Find each line that has the string "marker" and give the total, with nothing else.

§ **Raw data**
- - -
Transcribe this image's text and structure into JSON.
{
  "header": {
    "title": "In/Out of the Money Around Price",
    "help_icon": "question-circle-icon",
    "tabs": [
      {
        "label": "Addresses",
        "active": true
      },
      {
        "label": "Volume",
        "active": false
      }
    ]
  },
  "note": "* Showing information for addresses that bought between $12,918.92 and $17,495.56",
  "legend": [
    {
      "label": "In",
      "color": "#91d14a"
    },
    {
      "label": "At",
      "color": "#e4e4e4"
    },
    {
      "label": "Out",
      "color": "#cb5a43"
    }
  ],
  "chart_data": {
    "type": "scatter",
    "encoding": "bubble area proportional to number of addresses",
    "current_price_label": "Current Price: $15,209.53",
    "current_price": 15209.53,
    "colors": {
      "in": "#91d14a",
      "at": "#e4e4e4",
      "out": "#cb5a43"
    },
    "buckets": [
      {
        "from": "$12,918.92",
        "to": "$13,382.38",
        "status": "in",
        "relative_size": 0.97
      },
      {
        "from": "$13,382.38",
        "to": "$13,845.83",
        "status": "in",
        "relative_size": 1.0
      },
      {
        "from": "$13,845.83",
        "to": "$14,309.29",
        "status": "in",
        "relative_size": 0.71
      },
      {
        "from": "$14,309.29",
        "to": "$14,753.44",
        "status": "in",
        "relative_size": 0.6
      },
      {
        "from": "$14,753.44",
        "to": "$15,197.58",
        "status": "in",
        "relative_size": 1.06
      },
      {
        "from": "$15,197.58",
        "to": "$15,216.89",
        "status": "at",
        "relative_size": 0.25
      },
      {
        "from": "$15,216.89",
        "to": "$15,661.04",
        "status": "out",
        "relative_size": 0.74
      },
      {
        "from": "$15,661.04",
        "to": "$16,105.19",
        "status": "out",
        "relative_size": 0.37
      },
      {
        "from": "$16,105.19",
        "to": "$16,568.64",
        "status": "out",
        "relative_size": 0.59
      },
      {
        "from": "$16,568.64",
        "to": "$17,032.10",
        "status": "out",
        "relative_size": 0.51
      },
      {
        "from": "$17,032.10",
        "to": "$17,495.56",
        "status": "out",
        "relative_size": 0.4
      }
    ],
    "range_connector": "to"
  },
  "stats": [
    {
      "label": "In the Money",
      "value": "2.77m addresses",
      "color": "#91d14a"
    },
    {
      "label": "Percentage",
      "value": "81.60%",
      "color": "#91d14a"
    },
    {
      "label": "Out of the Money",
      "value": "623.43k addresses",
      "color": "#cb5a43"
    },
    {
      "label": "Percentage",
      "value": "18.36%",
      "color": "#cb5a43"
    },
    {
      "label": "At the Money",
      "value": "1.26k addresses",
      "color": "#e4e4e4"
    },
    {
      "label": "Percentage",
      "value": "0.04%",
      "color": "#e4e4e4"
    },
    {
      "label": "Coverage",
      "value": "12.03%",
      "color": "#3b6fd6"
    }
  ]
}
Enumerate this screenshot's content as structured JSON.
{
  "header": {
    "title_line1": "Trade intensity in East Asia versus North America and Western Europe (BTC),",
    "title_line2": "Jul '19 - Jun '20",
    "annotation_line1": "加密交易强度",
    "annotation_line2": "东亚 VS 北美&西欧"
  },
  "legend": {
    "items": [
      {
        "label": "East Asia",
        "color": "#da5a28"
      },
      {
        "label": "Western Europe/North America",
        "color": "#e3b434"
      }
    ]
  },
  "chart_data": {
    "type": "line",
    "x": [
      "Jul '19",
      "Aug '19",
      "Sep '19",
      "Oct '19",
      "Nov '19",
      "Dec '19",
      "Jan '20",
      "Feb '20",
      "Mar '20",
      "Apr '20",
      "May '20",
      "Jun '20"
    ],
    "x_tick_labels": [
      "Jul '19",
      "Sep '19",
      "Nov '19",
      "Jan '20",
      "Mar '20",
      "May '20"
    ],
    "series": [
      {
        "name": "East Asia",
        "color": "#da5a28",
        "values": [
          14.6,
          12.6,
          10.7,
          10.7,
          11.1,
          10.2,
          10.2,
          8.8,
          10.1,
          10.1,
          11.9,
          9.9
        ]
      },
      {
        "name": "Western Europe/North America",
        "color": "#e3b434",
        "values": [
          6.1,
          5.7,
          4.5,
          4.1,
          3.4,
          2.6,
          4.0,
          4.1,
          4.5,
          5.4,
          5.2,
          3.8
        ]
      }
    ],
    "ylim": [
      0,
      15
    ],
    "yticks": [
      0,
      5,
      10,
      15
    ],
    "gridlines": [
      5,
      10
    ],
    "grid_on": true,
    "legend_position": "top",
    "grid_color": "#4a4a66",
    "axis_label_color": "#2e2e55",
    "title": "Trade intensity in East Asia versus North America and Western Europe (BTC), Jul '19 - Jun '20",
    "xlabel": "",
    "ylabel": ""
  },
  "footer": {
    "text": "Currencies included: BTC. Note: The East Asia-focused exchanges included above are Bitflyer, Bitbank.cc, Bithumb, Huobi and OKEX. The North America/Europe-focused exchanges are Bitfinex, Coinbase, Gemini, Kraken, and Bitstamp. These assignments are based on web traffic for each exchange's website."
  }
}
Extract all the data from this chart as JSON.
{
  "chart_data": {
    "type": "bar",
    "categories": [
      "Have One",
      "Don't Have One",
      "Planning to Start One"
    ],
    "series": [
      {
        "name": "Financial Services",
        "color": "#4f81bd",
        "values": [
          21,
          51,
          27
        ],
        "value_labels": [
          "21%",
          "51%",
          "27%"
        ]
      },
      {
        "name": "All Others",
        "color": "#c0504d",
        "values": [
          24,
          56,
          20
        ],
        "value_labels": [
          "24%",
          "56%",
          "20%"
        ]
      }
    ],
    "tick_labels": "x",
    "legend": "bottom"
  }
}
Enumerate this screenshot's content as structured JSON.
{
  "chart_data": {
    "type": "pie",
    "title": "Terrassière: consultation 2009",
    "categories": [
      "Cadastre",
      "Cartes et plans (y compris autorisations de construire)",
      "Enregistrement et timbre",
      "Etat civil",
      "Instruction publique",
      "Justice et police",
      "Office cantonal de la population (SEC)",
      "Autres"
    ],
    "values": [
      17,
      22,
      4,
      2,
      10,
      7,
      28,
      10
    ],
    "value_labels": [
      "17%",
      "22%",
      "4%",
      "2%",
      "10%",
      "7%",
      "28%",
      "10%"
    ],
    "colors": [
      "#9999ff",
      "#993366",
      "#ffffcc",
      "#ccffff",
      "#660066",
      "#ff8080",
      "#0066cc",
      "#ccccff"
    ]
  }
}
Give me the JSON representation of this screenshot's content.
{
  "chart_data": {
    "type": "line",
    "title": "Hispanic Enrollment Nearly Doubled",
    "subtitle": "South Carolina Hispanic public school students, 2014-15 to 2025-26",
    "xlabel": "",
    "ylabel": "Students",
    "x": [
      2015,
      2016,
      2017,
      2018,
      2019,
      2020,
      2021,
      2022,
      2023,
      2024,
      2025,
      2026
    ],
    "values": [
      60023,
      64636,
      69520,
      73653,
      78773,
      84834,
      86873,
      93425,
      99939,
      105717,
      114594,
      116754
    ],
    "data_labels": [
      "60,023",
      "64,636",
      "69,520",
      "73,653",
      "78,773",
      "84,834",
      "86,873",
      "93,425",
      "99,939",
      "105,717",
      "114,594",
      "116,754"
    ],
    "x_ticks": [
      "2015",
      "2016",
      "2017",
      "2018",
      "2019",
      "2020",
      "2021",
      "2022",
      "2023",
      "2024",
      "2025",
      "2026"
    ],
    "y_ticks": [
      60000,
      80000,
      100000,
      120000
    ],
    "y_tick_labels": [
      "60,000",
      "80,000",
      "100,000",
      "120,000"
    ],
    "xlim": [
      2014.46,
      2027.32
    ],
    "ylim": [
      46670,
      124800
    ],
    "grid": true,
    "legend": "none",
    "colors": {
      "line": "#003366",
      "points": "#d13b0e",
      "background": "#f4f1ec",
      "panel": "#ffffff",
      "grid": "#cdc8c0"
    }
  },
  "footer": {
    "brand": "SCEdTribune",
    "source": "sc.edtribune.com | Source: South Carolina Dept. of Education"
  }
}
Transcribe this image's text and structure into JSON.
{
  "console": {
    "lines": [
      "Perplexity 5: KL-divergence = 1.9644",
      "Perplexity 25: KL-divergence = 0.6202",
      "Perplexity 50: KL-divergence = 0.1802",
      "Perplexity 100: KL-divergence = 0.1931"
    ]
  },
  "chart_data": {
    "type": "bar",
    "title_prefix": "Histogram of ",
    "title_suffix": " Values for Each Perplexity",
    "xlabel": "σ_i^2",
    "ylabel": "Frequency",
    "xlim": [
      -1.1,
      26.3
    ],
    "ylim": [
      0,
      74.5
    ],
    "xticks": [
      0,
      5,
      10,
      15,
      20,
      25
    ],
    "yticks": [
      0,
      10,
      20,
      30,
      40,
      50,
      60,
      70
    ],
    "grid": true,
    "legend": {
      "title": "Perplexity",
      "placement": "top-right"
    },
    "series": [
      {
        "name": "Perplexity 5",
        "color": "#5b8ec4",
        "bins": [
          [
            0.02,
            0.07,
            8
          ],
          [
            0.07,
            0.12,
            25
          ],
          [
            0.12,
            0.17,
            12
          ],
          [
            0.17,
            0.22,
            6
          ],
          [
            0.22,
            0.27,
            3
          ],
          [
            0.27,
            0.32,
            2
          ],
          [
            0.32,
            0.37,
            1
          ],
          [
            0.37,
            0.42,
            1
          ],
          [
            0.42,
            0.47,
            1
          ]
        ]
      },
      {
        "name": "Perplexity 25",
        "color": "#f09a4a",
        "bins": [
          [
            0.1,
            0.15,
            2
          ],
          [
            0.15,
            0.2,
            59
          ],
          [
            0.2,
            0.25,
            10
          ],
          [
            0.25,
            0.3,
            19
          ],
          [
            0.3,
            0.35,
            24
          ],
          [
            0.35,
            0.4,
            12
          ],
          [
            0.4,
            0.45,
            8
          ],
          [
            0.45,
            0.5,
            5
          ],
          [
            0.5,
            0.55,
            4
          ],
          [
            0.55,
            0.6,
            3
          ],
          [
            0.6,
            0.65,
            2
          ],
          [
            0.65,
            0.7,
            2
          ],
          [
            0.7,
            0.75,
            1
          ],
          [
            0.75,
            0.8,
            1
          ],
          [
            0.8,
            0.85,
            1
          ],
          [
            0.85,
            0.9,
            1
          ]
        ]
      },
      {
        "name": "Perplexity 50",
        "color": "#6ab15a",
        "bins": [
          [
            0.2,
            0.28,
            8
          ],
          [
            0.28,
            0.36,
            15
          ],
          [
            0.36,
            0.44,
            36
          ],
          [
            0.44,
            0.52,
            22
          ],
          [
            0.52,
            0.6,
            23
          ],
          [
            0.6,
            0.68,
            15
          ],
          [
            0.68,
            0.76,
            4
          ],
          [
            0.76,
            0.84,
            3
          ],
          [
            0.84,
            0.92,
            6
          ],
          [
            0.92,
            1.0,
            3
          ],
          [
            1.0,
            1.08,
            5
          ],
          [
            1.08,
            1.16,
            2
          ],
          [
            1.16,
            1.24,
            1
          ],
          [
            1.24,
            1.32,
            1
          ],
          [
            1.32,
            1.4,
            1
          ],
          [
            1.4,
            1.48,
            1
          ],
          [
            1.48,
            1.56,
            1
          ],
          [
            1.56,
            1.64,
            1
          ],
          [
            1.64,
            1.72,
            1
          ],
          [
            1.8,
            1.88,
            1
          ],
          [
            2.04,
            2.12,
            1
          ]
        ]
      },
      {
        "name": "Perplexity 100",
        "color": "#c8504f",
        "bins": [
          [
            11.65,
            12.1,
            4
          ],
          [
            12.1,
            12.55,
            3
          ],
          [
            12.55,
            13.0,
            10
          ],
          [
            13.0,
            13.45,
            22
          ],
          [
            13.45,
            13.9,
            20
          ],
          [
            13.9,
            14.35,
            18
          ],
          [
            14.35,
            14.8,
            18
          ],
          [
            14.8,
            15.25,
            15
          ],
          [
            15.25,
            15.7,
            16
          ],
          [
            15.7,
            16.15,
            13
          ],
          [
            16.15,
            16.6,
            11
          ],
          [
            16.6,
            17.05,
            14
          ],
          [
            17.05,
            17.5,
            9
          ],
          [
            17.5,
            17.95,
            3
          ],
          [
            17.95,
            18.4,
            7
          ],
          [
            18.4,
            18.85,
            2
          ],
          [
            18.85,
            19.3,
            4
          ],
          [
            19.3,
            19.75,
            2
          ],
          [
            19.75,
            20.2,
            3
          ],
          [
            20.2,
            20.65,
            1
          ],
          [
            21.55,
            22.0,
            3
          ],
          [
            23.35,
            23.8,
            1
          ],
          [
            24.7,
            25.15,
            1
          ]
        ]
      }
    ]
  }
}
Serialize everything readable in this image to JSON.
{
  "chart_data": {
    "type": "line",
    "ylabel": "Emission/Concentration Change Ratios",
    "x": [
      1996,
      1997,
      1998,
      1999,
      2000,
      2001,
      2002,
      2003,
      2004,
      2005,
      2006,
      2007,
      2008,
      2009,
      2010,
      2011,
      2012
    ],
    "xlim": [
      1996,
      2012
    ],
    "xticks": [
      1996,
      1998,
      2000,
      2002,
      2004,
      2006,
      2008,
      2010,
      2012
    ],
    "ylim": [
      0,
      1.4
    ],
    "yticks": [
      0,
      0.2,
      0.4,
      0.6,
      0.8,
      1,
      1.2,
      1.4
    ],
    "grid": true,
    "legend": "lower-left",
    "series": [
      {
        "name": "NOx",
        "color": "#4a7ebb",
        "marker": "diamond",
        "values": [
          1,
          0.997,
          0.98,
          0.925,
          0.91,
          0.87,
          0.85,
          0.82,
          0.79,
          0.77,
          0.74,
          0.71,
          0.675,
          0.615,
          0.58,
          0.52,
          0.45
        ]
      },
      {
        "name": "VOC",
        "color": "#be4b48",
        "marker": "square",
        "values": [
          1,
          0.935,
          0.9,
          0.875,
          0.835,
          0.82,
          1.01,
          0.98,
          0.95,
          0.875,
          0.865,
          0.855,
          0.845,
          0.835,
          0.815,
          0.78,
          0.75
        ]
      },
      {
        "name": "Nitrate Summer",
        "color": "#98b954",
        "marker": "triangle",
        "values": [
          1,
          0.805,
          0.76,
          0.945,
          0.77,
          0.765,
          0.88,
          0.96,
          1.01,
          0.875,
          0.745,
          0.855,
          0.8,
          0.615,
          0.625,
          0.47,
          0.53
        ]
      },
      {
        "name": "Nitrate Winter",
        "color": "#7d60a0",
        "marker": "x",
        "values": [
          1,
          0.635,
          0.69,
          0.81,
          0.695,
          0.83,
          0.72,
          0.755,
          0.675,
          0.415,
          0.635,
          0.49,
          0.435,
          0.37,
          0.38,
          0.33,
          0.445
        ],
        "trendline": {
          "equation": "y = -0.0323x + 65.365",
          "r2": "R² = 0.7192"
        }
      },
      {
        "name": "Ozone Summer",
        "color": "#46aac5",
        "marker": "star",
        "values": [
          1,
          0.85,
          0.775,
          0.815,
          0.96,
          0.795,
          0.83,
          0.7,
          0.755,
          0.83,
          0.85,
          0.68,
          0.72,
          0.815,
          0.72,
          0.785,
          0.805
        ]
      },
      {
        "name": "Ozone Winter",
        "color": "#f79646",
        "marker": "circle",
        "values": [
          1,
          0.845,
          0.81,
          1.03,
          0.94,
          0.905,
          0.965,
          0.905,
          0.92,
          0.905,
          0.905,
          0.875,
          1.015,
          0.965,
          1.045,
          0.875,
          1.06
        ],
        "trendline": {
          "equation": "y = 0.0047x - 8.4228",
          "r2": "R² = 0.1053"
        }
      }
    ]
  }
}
- - -
§ **Exercise answer**
6